Your task >>
Set each entry down verbatim, omitting images.

(Figure dataset records)
▬▬▬▬▬▬
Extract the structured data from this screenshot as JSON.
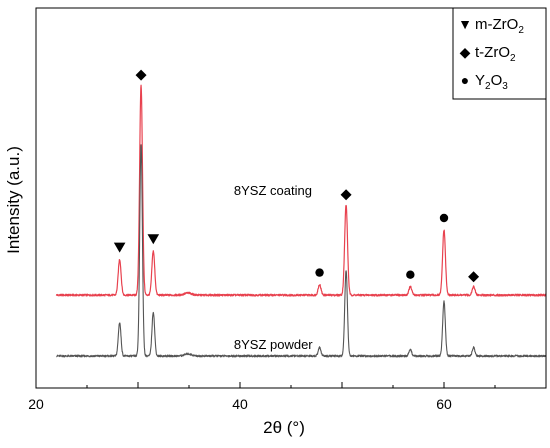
{
  "chart_data": {
    "type": "line",
    "xlabel": "2θ (°)",
    "ylabel": "Intensity (a.u.)",
    "xlim": [
      20,
      70
    ],
    "xticks": [
      20,
      40,
      60
    ],
    "y_ticks_labeled": false,
    "grid": false,
    "legend": {
      "placement": "top-right",
      "entries": [
        {
          "marker": "▼",
          "symbol": "triangle-down",
          "label": "m-ZrO",
          "sub": "2"
        },
        {
          "marker": "◆",
          "symbol": "diamond",
          "label": "t-ZrO",
          "sub": "2"
        },
        {
          "marker": "●",
          "symbol": "circle",
          "label": "Y",
          "sub": "2",
          "label2": "O",
          "sub2": "3"
        }
      ]
    },
    "series": [
      {
        "name": "8YSZ  coating",
        "color": "#e8424f",
        "baseline": 0.29,
        "peaks": [
          {
            "x": 28.2,
            "height": 0.17,
            "width": 0.14
          },
          {
            "x": 30.3,
            "height": 1.0,
            "width": 0.14
          },
          {
            "x": 31.5,
            "height": 0.21,
            "width": 0.14
          },
          {
            "x": 34.9,
            "height": 0.01,
            "width": 0.35
          },
          {
            "x": 47.8,
            "height": 0.05,
            "width": 0.14
          },
          {
            "x": 50.4,
            "height": 0.43,
            "width": 0.14
          },
          {
            "x": 56.7,
            "height": 0.04,
            "width": 0.14
          },
          {
            "x": 60.0,
            "height": 0.31,
            "width": 0.14
          },
          {
            "x": 62.9,
            "height": 0.04,
            "width": 0.14
          }
        ]
      },
      {
        "name": "8YSZ  powder",
        "color": "#555555",
        "baseline": 0.0,
        "peaks": [
          {
            "x": 28.2,
            "height": 0.16,
            "width": 0.13
          },
          {
            "x": 30.3,
            "height": 1.01,
            "width": 0.13
          },
          {
            "x": 31.5,
            "height": 0.21,
            "width": 0.13
          },
          {
            "x": 34.9,
            "height": 0.01,
            "width": 0.35
          },
          {
            "x": 47.8,
            "height": 0.04,
            "width": 0.13
          },
          {
            "x": 50.4,
            "height": 0.41,
            "width": 0.13
          },
          {
            "x": 56.7,
            "height": 0.03,
            "width": 0.13
          },
          {
            "x": 60.0,
            "height": 0.26,
            "width": 0.13
          },
          {
            "x": 62.9,
            "height": 0.04,
            "width": 0.13
          }
        ]
      }
    ],
    "peak_markers": [
      {
        "x": 28.2,
        "symbol": "triangle-down",
        "phase": "m-ZrO2"
      },
      {
        "x": 30.3,
        "symbol": "diamond",
        "phase": "t-ZrO2"
      },
      {
        "x": 31.5,
        "symbol": "triangle-down",
        "phase": "m-ZrO2"
      },
      {
        "x": 47.8,
        "symbol": "circle",
        "phase": "Y2O3"
      },
      {
        "x": 50.4,
        "symbol": "diamond",
        "phase": "t-ZrO2"
      },
      {
        "x": 56.7,
        "symbol": "circle",
        "phase": "Y2O3"
      },
      {
        "x": 60.0,
        "symbol": "circle",
        "phase": "Y2O3"
      },
      {
        "x": 62.9,
        "symbol": "diamond",
        "phase": "t-ZrO2"
      }
    ]
  }
}
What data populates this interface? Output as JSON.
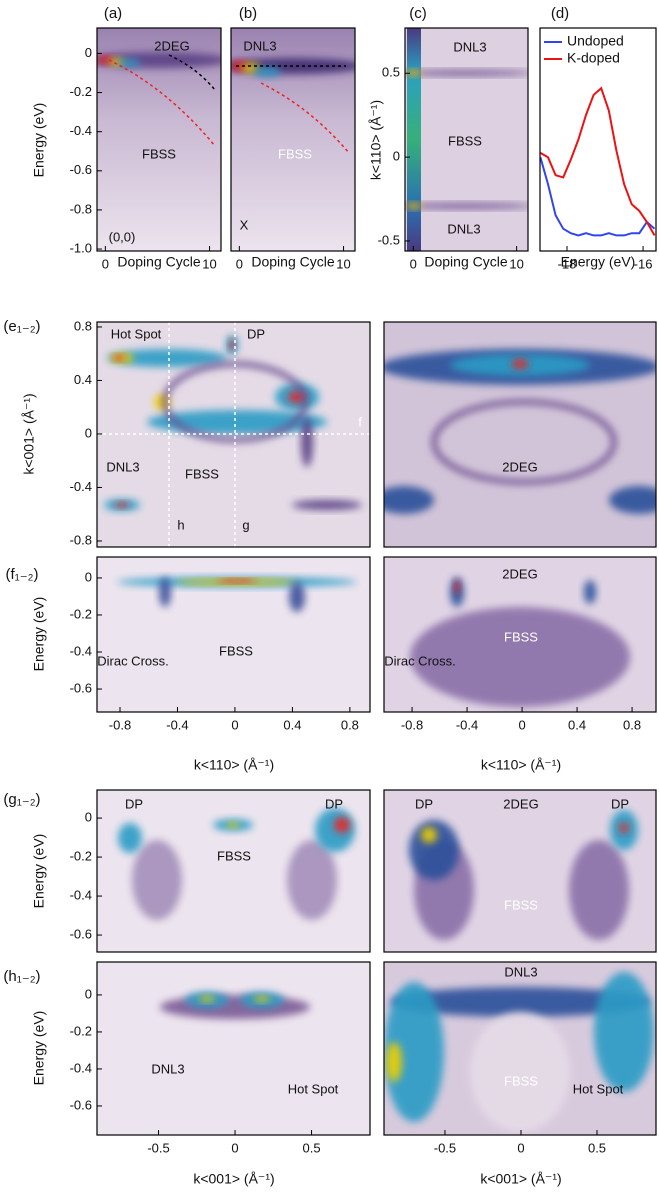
▬▬▬▬▬▬
Completed exercise >>
Extract the structured data from this screenshot as JSON.
{
  "chart_data": {
    "type": "line",
    "xlabel": "2θ (°)",
    "ylabel": "Intensity (a.u.)",
    "xlim": [
      20,
      70
    ],
    "xticks": [
      20,
      40,
      60
    ],
    "y_ticks_labeled": false,
    "grid": false,
    "legend": {
      "placement": "top-right",
      "entries": [
        {
          "marker": "▼",
          "symbol": "triangle-down",
          "label": "m-ZrO",
          "sub": "2"
        },
        {
          "marker": "◆",
          "symbol": "diamond",
          "label": "t-ZrO",
          "sub": "2"
        },
        {
          "marker": "●",
          "symbol": "circle",
          "label": "Y",
          "sub": "2",
          "label2": "O",
          "sub2": "3"
        }
      ]
    },
    "series": [
      {
        "name": "8YSZ  coating",
        "color": "#e8424f",
        "baseline": 0.29,
        "peaks": [
          {
            "x": 28.2,
            "height": 0.17,
            "width": 0.14
          },
          {
            "x": 30.3,
            "height": 1.0,
            "width": 0.14
          },
          {
            "x": 31.5,
            "height": 0.21,
            "width": 0.14
          },
          {
            "x": 34.9,
            "height": 0.01,
            "width": 0.35
          },
          {
            "x": 47.8,
            "height": 0.05,
            "width": 0.14
          },
          {
            "x": 50.4,
            "height": 0.43,
            "width": 0.14
          },
          {
            "x": 56.7,
            "height": 0.04,
            "width": 0.14
          },
          {
            "x": 60.0,
            "height": 0.31,
            "width": 0.14
          },
          {
            "x": 62.9,
            "height": 0.04,
            "width": 0.14
          }
        ]
      },
      {
        "name": "8YSZ  powder",
        "color": "#555555",
        "baseline": 0.0,
        "peaks": [
          {
            "x": 28.2,
            "height": 0.16,
            "width": 0.13
          },
          {
            "x": 30.3,
            "height": 1.01,
            "width": 0.13
          },
          {
            "x": 31.5,
            "height": 0.21,
            "width": 0.13
          },
          {
            "x": 34.9,
            "height": 0.01,
            "width": 0.35
          },
          {
            "x": 47.8,
            "height": 0.04,
            "width": 0.13
          },
          {
            "x": 50.4,
            "height": 0.41,
            "width": 0.13
          },
          {
            "x": 56.7,
            "height": 0.03,
            "width": 0.13
          },
          {
            "x": 60.0,
            "height": 0.26,
            "width": 0.13
          },
          {
            "x": 62.9,
            "height": 0.04,
            "width": 0.13
          }
        ]
      }
    ],
    "peak_markers": [
      {
        "x": 28.2,
        "symbol": "triangle-down",
        "phase": "m-ZrO2"
      },
      {
        "x": 30.3,
        "symbol": "diamond",
        "phase": "t-ZrO2"
      },
      {
        "x": 31.5,
        "symbol": "triangle-down",
        "phase": "m-ZrO2"
      },
      {
        "x": 47.8,
        "symbol": "circle",
        "phase": "Y2O3"
      },
      {
        "x": 50.4,
        "symbol": "diamond",
        "phase": "t-ZrO2"
      },
      {
        "x": 56.7,
        "symbol": "circle",
        "phase": "Y2O3"
      },
      {
        "x": 60.0,
        "symbol": "circle",
        "phase": "Y2O3"
      },
      {
        "x": 62.9,
        "symbol": "diamond",
        "phase": "t-ZrO2"
      }
    ]
  }
}
What data populates this interface? Output as JSON.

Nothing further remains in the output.